═══ Given records

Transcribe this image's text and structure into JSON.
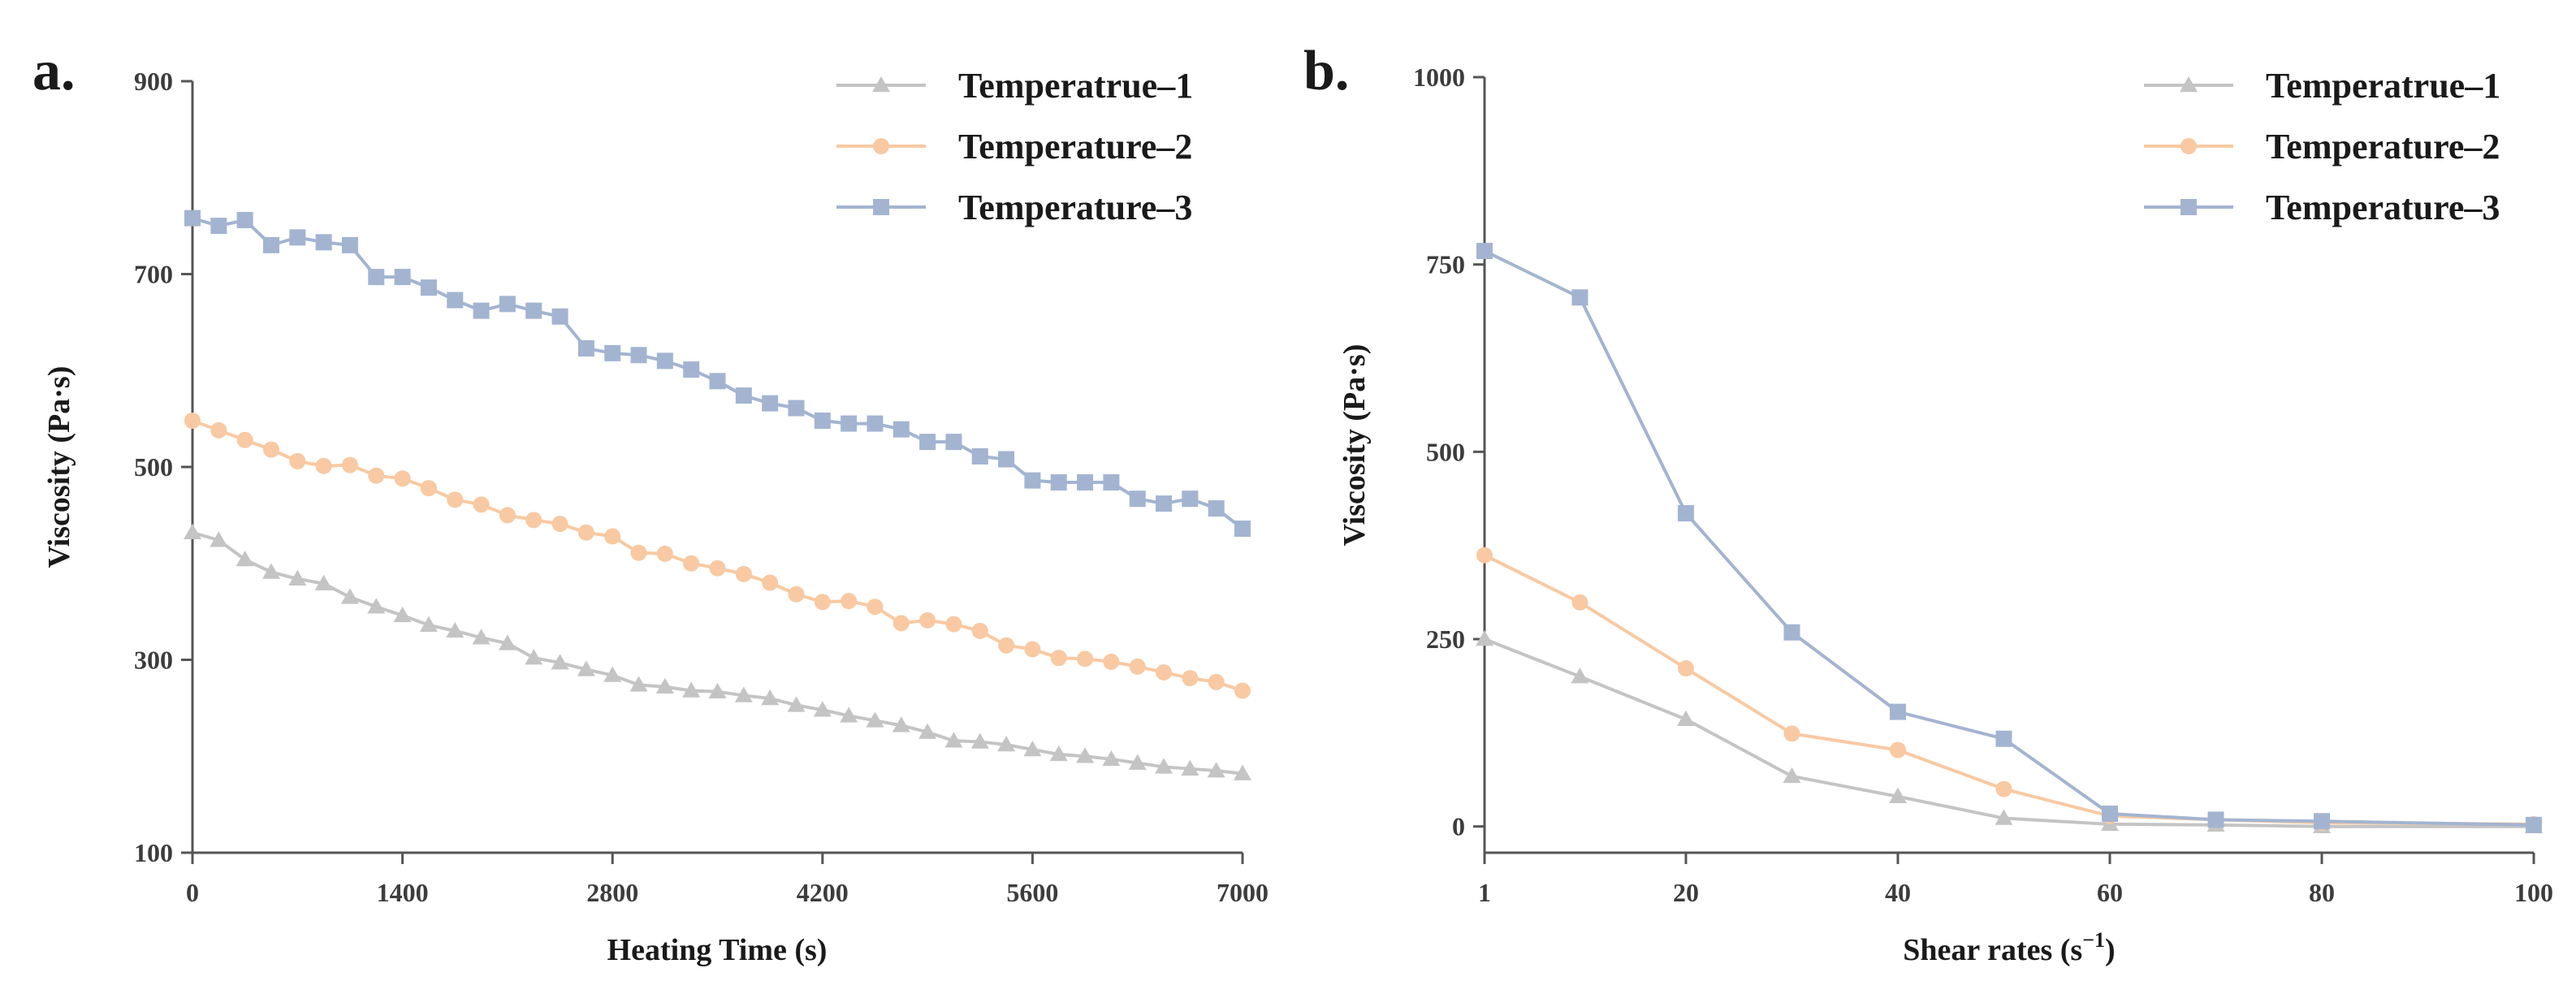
{
  "chart_data": [
    {
      "panel_label": "a.",
      "type": "line",
      "xlabel": "Heating Time (s)",
      "ylabel": "Viscosity (Pa·s)",
      "xlim": [
        0,
        7000
      ],
      "ylim": [
        100,
        900
      ],
      "xticks": [
        0,
        1400,
        2800,
        4200,
        5600,
        7000
      ],
      "yticks": [
        100,
        300,
        500,
        700,
        900
      ],
      "legend_position": "top-right",
      "x": [
        0,
        175,
        350,
        525,
        700,
        875,
        1050,
        1225,
        1400,
        1575,
        1750,
        1925,
        2100,
        2275,
        2450,
        2625,
        2800,
        2975,
        3150,
        3325,
        3500,
        3675,
        3850,
        4025,
        4200,
        4375,
        4550,
        4725,
        4900,
        5075,
        5250,
        5425,
        5600,
        5775,
        5950,
        6125,
        6300,
        6475,
        6650,
        6825,
        7000
      ],
      "series": [
        {
          "name": "Temperatrue–1",
          "marker": "triangle",
          "color": "#c4c4c4",
          "values": [
            432,
            424,
            404,
            391,
            384,
            379,
            365,
            355,
            346,
            336,
            330,
            323,
            317,
            302,
            297,
            290,
            284,
            274,
            272,
            268,
            267,
            263,
            260,
            253,
            248,
            242,
            237,
            232,
            225,
            216,
            215,
            212,
            207,
            202,
            200,
            197,
            193,
            189,
            187,
            185,
            182
          ]
        },
        {
          "name": "Temperature–2",
          "marker": "circle",
          "color": "#f8c9a2",
          "values": [
            548,
            538,
            528,
            518,
            506,
            501,
            502,
            491,
            488,
            478,
            466,
            461,
            450,
            445,
            441,
            432,
            428,
            411,
            410,
            400,
            395,
            389,
            380,
            368,
            360,
            361,
            355,
            338,
            341,
            337,
            330,
            315,
            311,
            302,
            301,
            298,
            293,
            287,
            281,
            277,
            268
          ]
        },
        {
          "name": "Temperature–3",
          "marker": "square",
          "color": "#a3b4d1",
          "values": [
            758,
            750,
            756,
            730,
            738,
            733,
            730,
            697,
            697,
            686,
            673,
            662,
            669,
            662,
            656,
            623,
            618,
            616,
            610,
            601,
            589,
            574,
            566,
            561,
            548,
            545,
            545,
            539,
            526,
            526,
            511,
            508,
            486,
            484,
            484,
            484,
            467,
            462,
            467,
            457,
            436
          ]
        }
      ]
    },
    {
      "panel_label": "b.",
      "type": "line",
      "xlabel": "Shear rates (s",
      "xlabel_sup": "−1",
      "xlabel_close": ")",
      "ylabel": "Viscosity (Pa·s)",
      "xlim": [
        1,
        100
      ],
      "ylim": [
        -35,
        1000
      ],
      "xticks": [
        1,
        20,
        40,
        60,
        80,
        100
      ],
      "yticks": [
        0,
        250,
        500,
        750,
        1000
      ],
      "legend_position": "top-right",
      "x": [
        1,
        10,
        20,
        30,
        40,
        50,
        60,
        70,
        80,
        100
      ],
      "series": [
        {
          "name": "Temperatrue–1",
          "marker": "triangle",
          "color": "#c4c4c4",
          "values": [
            250,
            200,
            143,
            67,
            40,
            11,
            3,
            2,
            0,
            0
          ]
        },
        {
          "name": "Temperature–2",
          "marker": "circle",
          "color": "#f8c9a2",
          "values": [
            362,
            299,
            211,
            124,
            102,
            50,
            14,
            9,
            5,
            3
          ]
        },
        {
          "name": "Temperature–3",
          "marker": "square",
          "color": "#a3b4d1",
          "values": [
            768,
            706,
            418,
            259,
            153,
            117,
            17,
            9,
            7,
            2
          ]
        }
      ]
    }
  ]
}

══════

Exactly reproduce the entries above, minus the pictures.

Transcribe this image's text and structure into JSON.
{
  "chart_data": [
    {
      "panel_label": "a.",
      "type": "line",
      "xlabel": "Heating Time (s)",
      "ylabel": "Viscosity (Pa·s)",
      "xlim": [
        0,
        7000
      ],
      "ylim": [
        100,
        900
      ],
      "xticks": [
        0,
        1400,
        2800,
        4200,
        5600,
        7000
      ],
      "yticks": [
        100,
        300,
        500,
        700,
        900
      ],
      "legend_position": "top-right",
      "x": [
        0,
        175,
        350,
        525,
        700,
        875,
        1050,
        1225,
        1400,
        1575,
        1750,
        1925,
        2100,
        2275,
        2450,
        2625,
        2800,
        2975,
        3150,
        3325,
        3500,
        3675,
        3850,
        4025,
        4200,
        4375,
        4550,
        4725,
        4900,
        5075,
        5250,
        5425,
        5600,
        5775,
        5950,
        6125,
        6300,
        6475,
        6650,
        6825,
        7000
      ],
      "series": [
        {
          "name": "Temperatrue–1",
          "marker": "triangle",
          "color": "#c4c4c4",
          "values": [
            432,
            424,
            404,
            391,
            384,
            379,
            365,
            355,
            346,
            336,
            330,
            323,
            317,
            302,
            297,
            290,
            284,
            274,
            272,
            268,
            267,
            263,
            260,
            253,
            248,
            242,
            237,
            232,
            225,
            216,
            215,
            212,
            207,
            202,
            200,
            197,
            193,
            189,
            187,
            185,
            182
          ]
        },
        {
          "name": "Temperature–2",
          "marker": "circle",
          "color": "#f8c9a2",
          "values": [
            548,
            538,
            528,
            518,
            506,
            501,
            502,
            491,
            488,
            478,
            466,
            461,
            450,
            445,
            441,
            432,
            428,
            411,
            410,
            400,
            395,
            389,
            380,
            368,
            360,
            361,
            355,
            338,
            341,
            337,
            330,
            315,
            311,
            302,
            301,
            298,
            293,
            287,
            281,
            277,
            268
          ]
        },
        {
          "name": "Temperature–3",
          "marker": "square",
          "color": "#a3b4d1",
          "values": [
            758,
            750,
            756,
            730,
            738,
            733,
            730,
            697,
            697,
            686,
            673,
            662,
            669,
            662,
            656,
            623,
            618,
            616,
            610,
            601,
            589,
            574,
            566,
            561,
            548,
            545,
            545,
            539,
            526,
            526,
            511,
            508,
            486,
            484,
            484,
            484,
            467,
            462,
            467,
            457,
            436
          ]
        }
      ]
    },
    {
      "panel_label": "b.",
      "type": "line",
      "xlabel": "Shear rates (s",
      "xlabel_sup": "−1",
      "xlabel_close": ")",
      "ylabel": "Viscosity (Pa·s)",
      "xlim": [
        1,
        100
      ],
      "ylim": [
        -35,
        1000
      ],
      "xticks": [
        1,
        20,
        40,
        60,
        80,
        100
      ],
      "yticks": [
        0,
        250,
        500,
        750,
        1000
      ],
      "legend_position": "top-right",
      "x": [
        1,
        10,
        20,
        30,
        40,
        50,
        60,
        70,
        80,
        100
      ],
      "series": [
        {
          "name": "Temperatrue–1",
          "marker": "triangle",
          "color": "#c4c4c4",
          "values": [
            250,
            200,
            143,
            67,
            40,
            11,
            3,
            2,
            0,
            0
          ]
        },
        {
          "name": "Temperature–2",
          "marker": "circle",
          "color": "#f8c9a2",
          "values": [
            362,
            299,
            211,
            124,
            102,
            50,
            14,
            9,
            5,
            3
          ]
        },
        {
          "name": "Temperature–3",
          "marker": "square",
          "color": "#a3b4d1",
          "values": [
            768,
            706,
            418,
            259,
            153,
            117,
            17,
            9,
            7,
            2
          ]
        }
      ]
    }
  ]
}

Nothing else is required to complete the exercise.